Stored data

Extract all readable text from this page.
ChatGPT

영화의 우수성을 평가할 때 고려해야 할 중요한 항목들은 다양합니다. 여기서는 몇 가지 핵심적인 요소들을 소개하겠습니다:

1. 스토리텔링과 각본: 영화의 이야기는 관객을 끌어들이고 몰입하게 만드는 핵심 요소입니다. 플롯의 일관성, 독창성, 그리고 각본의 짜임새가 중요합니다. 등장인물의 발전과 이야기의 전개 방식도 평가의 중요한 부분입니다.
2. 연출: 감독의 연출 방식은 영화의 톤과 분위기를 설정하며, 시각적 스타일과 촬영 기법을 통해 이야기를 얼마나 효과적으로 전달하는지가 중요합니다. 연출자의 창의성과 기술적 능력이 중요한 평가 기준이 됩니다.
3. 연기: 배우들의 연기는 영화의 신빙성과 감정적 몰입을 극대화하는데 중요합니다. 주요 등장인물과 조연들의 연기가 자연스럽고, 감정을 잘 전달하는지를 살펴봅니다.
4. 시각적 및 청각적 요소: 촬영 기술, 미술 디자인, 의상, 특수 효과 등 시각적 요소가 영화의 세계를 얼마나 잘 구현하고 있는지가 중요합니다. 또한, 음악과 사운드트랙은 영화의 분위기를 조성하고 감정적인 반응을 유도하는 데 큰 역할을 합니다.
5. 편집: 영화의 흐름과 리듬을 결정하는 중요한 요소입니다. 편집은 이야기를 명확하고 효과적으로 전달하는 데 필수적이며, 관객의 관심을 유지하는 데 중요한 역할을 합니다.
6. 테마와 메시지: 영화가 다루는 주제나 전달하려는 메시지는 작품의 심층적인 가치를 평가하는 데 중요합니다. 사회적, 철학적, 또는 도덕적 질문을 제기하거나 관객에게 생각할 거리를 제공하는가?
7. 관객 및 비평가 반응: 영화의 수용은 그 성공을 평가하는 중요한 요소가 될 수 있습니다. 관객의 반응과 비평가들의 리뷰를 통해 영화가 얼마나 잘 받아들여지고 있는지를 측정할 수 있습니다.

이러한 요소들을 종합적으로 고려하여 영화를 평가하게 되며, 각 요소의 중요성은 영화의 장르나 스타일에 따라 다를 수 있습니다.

Stated problem. What is needed here is an exact reproduction of all the entries.

Exercise output.
Extract all readable text from this page.
ChatGPT

영화의 우수성을 평가할 때 고려해야 할 중요한 항목들은 다양합니다. 여기서는 몇 가지 핵심적인 요소들을 소개하겠습니다:

1. 스토리텔링과 각본: 영화의 이야기는 관객을 끌어들이고 몰입하게 만드는 핵심 요소입니다. 플롯의 일관성, 독창성, 그리고 각본의 짜임새가 중요합니다. 등장인물의 발전과 이야기의 전개 방식도 평가의 중요한 부분입니다.
2. 연출: 감독의 연출 방식은 영화의 톤과 분위기를 설정하며, 시각적 스타일과 촬영 기법을 통해 이야기를 얼마나 효과적으로 전달하는지가 중요합니다. 연출자의 창의성과 기술적 능력이 중요한 평가 기준이 됩니다.
3. 연기: 배우들의 연기는 영화의 신빙성과 감정적 몰입을 극대화하는데 중요합니다. 주요 등장인물과 조연들의 연기가 자연스럽고, 감정을 잘 전달하는지를 살펴봅니다.
4. 시각적 및 청각적 요소: 촬영 기술, 미술 디자인, 의상, 특수 효과 등 시각적 요소가 영화의 세계를 얼마나 잘 구현하고 있는지가 중요합니다. 또한, 음악과 사운드트랙은 영화의 분위기를 조성하고 감정적인 반응을 유도하는 데 큰 역할을 합니다.
5. 편집: 영화의 흐름과 리듬을 결정하는 중요한 요소입니다. 편집은 이야기를 명확하고 효과적으로 전달하는 데 필수적이며, 관객의 관심을 유지하는 데 중요한 역할을 합니다.
6. 테마와 메시지: 영화가 다루는 주제나 전달하려는 메시지는 작품의 심층적인 가치를 평가하는 데 중요합니다. 사회적, 철학적, 또는 도덕적 질문을 제기하거나 관객에게 생각할 거리를 제공하는가?
7. 관객 및 비평가 반응: 영화의 수용은 그 성공을 평가하는 중요한 요소가 될 수 있습니다. 관객의 반응과 비평가들의 리뷰를 통해 영화가 얼마나 잘 받아들여지고 있는지를 측정할 수 있습니다.

이러한 요소들을 종합적으로 고려하여 영화를 평가하게 되며, 각 요소의 중요성은 영화의 장르나 스타일에 따라 다를 수 있습니다.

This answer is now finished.